Will you extract the entries word for word? Images should not appear in the copy.

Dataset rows
□ □ □ □ □

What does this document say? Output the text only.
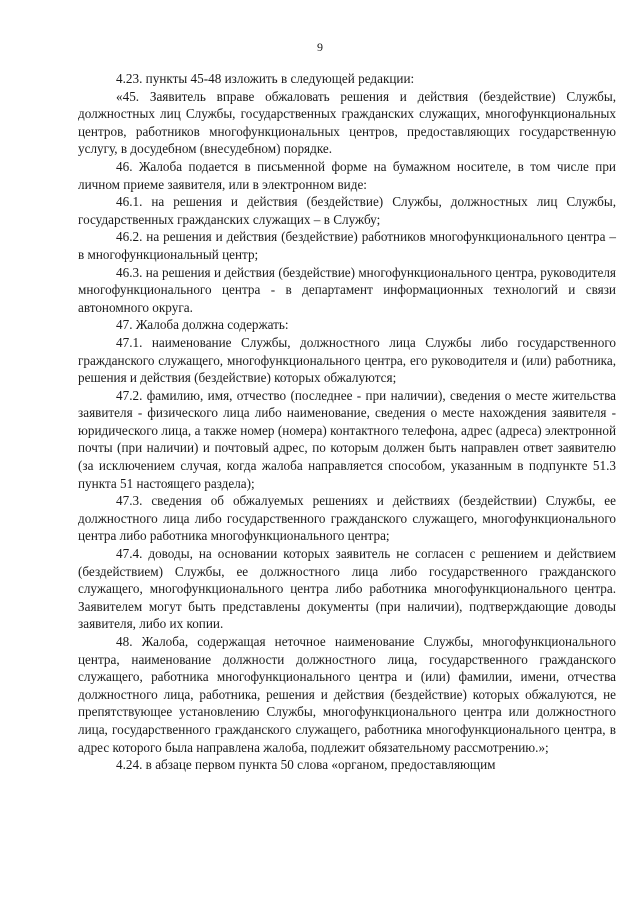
9

4.23. пункты 45-48 изложить в следующей редакции:

«45. Заявитель вправе обжаловать решения и действия (бездействие) Службы, должностных лиц Службы, государственных гражданских служащих, многофункциональных центров, работников многофункциональных центров, предоставляющих государственную услугу, в досудебном (внесудебном) порядке.

46. Жалоба подается в письменной форме на бумажном носителе, в том числе при личном приеме заявителя, или в электронном виде:

46.1. на решения и действия (бездействие) Службы, должностных лиц Службы, государственных гражданских служащих – в Службу;

46.2. на решения и действия (бездействие) работников многофункционального центра – в многофункциональный центр;

46.3. на решения и действия (бездействие) многофункционального центра, руководителя многофункционального центра - в департамент информационных технологий и связи автономного округа.

47. Жалоба должна содержать:

47.1. наименование Службы, должностного лица Службы либо государственного гражданского служащего, многофункционального центра, его руководителя и (или) работника, решения и действия (бездействие) которых обжалуются;

47.2. фамилию, имя, отчество (последнее - при наличии), сведения о месте жительства заявителя - физического лица либо наименование, сведения о месте нахождения заявителя - юридического лица, а также номер (номера) контактного телефона, адрес (адреса) электронной почты (при наличии) и почтовый адрес, по которым должен быть направлен ответ заявителю (за исключением случая, когда жалоба направляется способом, указанным в подпункте 51.3 пункта 51 настоящего раздела);

47.3. сведения об обжалуемых решениях и действиях (бездействии) Службы, ее должностного лица либо государственного гражданского служащего, многофункционального центра либо работника многофункционального центра;

47.4. доводы, на основании которых заявитель не согласен с решением и действием (бездействием) Службы, ее должностного лица либо государственного гражданского служащего, многофункционального центра либо работника многофункционального центра. Заявителем могут быть представлены документы (при наличии), подтверждающие доводы заявителя, либо их копии.

48. Жалоба, содержащая неточное наименование Службы, многофункционального центра, наименование должности должностного лица, государственного гражданского служащего, работника многофункционального центра и (или) фамилии, имени, отчества должностного лица, работника, решения и действия (бездействие) которых обжалуются, не препятствующее установлению Службы, многофункционального центра или должностного лица, государственного гражданского служащего, работника многофункционального центра, в адрес которого была направлена жалоба, подлежит обязательному рассмотрению.»;

4.24. в абзаце первом пункта 50 слова «органом, предоставляющим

□ □ □ □ □

FINISHED ANSWER
What does this document say? Output the text only.
9

4.23. пункты 45-48 изложить в следующей редакции:

«45. Заявитель вправе обжаловать решения и действия (бездействие) Службы, должностных лиц Службы, государственных гражданских служащих, многофункциональных центров, работников многофункциональных центров, предоставляющих государственную услугу, в досудебном (внесудебном) порядке.

46. Жалоба подается в письменной форме на бумажном носителе, в том числе при личном приеме заявителя, или в электронном виде:

46.1. на решения и действия (бездействие) Службы, должностных лиц Службы, государственных гражданских служащих – в Службу;

46.2. на решения и действия (бездействие) работников многофункционального центра – в многофункциональный центр;

46.3. на решения и действия (бездействие) многофункционального центра, руководителя многофункционального центра - в департамент информационных технологий и связи автономного округа.

47. Жалоба должна содержать:

47.1. наименование Службы, должностного лица Службы либо государственного гражданского служащего, многофункционального центра, его руководителя и (или) работника, решения и действия (бездействие) которых обжалуются;

47.2. фамилию, имя, отчество (последнее - при наличии), сведения о месте жительства заявителя - физического лица либо наименование, сведения о месте нахождения заявителя - юридического лица, а также номер (номера) контактного телефона, адрес (адреса) электронной почты (при наличии) и почтовый адрес, по которым должен быть направлен ответ заявителю (за исключением случая, когда жалоба направляется способом, указанным в подпункте 51.3 пункта 51 настоящего раздела);

47.3. сведения об обжалуемых решениях и действиях (бездействии) Службы, ее должностного лица либо государственного гражданского служащего, многофункционального центра либо работника многофункционального центра;

47.4. доводы, на основании которых заявитель не согласен с решением и действием (бездействием) Службы, ее должностного лица либо государственного гражданского служащего, многофункционального центра либо работника многофункционального центра. Заявителем могут быть представлены документы (при наличии), подтверждающие доводы заявителя, либо их копии.

48. Жалоба, содержащая неточное наименование Службы, многофункционального центра, наименование должности должностного лица, государственного гражданского служащего, работника многофункционального центра и (или) фамилии, имени, отчества должностного лица, работника, решения и действия (бездействие) которых обжалуются, не препятствующее установлению Службы, многофункционального центра или должностного лица, государственного гражданского служащего, работника многофункционального центра, в адрес которого была направлена жалоба, подлежит обязательному рассмотрению.»;

4.24. в абзаце первом пункта 50 слова «органом, предоставляющим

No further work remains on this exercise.